**Text**

Uncovering Nuclear Deception
Adler, Michael, Arms Control Today
Uncovering Nuclear Deception The Age of Deception: Nuclear Diplomacy in Treacherous Times By Mohamed ElBaradei Metropolitan Books, 2011, 352 pp.
Mohamed ElBaradei has made headlines recently, campaigning in Egypt to steer his homeland's transformation to democracy. However, his book The Age of Deception is on his previous life as the world's premier nuclear diplomat. He was not afraid to make waves while in office and, on the evidence of this book, feels even fewer constraints now. He writes clearly and pulls no punches in narrating his struggle to get countries to see the campaign against the spread of nuclear weapons as one that should be built on dialogue rather than the force of arms.
ElBaradei was director-general of the International Atomic Energy Agency (IAEA) from 1997 to 2009. The tall, shy Egyptian lawyer had joined the IAEA in Vienna in 1984, when, after teaching international law in New York, he became interested in nonproliferation. He built his career at the IAEA on what he described as "telling truth to power." He opposed the U.S. invasion of Iraq in 2003, saying in dramatic testimony at the United Nations that his inspectors needed more time to determine if Saddam Hussein was reviving Iraq's nuclear weapons program.
He then tangled with the United States over Iran, criticizing U.S. policy as wrongheaded. ElBaradei urged unconditional engagement rather than confronting Iran with sanctions to force it to give up sensitive nuclear work. His efforts won him a Nobel Peace Prize, but they also brought claims that he was enabling Iran's reputed quest for nuclear weapons. ElBaradei faces these charges head-on in his book.

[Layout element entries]
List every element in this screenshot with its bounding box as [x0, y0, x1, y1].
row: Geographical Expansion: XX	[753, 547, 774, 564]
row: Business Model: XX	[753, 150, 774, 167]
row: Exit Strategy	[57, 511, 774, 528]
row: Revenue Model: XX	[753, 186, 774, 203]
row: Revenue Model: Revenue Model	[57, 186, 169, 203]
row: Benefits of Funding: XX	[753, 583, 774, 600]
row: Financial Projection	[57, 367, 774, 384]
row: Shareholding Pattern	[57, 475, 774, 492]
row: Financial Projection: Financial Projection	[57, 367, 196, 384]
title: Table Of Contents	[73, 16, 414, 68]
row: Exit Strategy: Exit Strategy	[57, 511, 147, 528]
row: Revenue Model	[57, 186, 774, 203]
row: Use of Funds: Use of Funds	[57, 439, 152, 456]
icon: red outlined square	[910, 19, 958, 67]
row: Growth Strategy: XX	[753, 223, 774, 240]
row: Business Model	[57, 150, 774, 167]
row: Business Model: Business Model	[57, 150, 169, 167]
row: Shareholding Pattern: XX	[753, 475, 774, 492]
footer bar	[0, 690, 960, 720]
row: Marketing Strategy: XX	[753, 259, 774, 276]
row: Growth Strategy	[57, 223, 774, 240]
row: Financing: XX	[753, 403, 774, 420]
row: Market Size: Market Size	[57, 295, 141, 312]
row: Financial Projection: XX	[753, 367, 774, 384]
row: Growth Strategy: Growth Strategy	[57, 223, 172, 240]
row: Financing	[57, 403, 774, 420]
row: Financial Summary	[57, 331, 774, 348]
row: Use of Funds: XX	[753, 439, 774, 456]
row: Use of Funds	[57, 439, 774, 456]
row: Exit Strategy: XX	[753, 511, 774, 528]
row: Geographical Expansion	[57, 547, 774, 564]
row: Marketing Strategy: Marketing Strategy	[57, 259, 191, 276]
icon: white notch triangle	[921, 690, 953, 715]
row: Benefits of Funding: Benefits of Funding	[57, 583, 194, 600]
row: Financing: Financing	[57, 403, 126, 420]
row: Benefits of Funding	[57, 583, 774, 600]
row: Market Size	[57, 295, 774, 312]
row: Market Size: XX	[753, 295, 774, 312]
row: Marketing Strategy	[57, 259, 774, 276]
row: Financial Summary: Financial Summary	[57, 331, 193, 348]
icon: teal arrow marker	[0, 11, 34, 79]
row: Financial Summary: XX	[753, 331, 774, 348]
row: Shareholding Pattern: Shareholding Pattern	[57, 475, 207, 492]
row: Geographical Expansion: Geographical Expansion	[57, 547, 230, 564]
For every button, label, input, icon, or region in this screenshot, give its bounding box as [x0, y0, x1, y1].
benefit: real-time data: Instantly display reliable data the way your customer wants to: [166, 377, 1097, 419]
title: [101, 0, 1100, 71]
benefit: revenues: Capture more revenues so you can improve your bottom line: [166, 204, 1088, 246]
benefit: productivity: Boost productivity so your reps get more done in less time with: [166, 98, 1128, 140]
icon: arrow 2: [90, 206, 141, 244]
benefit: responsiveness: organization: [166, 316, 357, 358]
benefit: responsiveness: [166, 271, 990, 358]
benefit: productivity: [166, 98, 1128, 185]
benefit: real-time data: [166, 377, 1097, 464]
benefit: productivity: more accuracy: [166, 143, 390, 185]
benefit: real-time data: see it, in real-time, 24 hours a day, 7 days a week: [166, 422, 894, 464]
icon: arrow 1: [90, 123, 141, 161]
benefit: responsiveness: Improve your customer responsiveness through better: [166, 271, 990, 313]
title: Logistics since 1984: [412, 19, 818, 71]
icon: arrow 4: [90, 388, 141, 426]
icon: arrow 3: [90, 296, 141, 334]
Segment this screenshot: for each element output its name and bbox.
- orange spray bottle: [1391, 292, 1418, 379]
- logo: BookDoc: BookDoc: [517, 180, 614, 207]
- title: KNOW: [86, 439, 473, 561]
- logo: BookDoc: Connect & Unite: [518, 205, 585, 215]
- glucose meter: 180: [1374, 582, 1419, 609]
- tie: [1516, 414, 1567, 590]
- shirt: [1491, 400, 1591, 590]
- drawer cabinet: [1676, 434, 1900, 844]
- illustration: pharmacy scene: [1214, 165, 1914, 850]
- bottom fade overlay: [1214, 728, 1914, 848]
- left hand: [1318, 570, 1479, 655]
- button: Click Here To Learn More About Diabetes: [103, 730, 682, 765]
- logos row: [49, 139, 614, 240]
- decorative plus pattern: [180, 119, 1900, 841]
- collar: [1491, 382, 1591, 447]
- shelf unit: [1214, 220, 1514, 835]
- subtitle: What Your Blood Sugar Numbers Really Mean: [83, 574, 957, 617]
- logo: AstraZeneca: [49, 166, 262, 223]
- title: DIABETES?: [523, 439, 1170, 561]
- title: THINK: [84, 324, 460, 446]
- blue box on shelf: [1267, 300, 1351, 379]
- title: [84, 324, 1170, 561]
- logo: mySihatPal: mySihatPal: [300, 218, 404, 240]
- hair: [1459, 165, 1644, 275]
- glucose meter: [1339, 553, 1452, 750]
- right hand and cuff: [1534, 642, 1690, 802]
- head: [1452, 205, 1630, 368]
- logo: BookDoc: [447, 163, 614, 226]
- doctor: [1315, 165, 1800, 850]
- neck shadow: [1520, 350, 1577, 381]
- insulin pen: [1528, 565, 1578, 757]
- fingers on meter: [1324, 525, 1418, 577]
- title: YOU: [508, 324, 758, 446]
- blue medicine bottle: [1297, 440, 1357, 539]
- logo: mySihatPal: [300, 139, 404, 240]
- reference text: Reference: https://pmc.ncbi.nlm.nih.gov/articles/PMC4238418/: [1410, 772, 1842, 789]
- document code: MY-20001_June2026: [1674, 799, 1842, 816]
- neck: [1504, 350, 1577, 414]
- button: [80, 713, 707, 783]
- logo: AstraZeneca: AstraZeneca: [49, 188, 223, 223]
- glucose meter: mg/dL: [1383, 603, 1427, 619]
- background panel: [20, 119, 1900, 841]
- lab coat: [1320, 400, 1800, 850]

**Challenges**
1/ According to the book review, in which years did Mohamed ElBaradei serve as director-general of the International Atomic Energy Agency?
2/ Repeat the stretch of the book review from "Mohamed ElBaradei has" through "force of arms.".
3/ List every country the book review mentions by name.

**Outputs for the tasks**
1/ From 1997 to 2009.

2/
Mohamed ElBaradei has made headlines recently, campaigning in Egypt to steer his homeland's transformation to democracy. However, his book The Age of Deception is on his previous life as the world's premier nuclear diplomat. He was not afraid to make waves while in office and, on the evidence of this book, feels even fewer constraints now. He writes clearly and pulls no punches in narrating his struggle to get countries to see the campaign against the spread of nuclear weapons as one that should be built on dialogue rather than the force of arms.

3/ Egypt, the United States, Iraq, Iran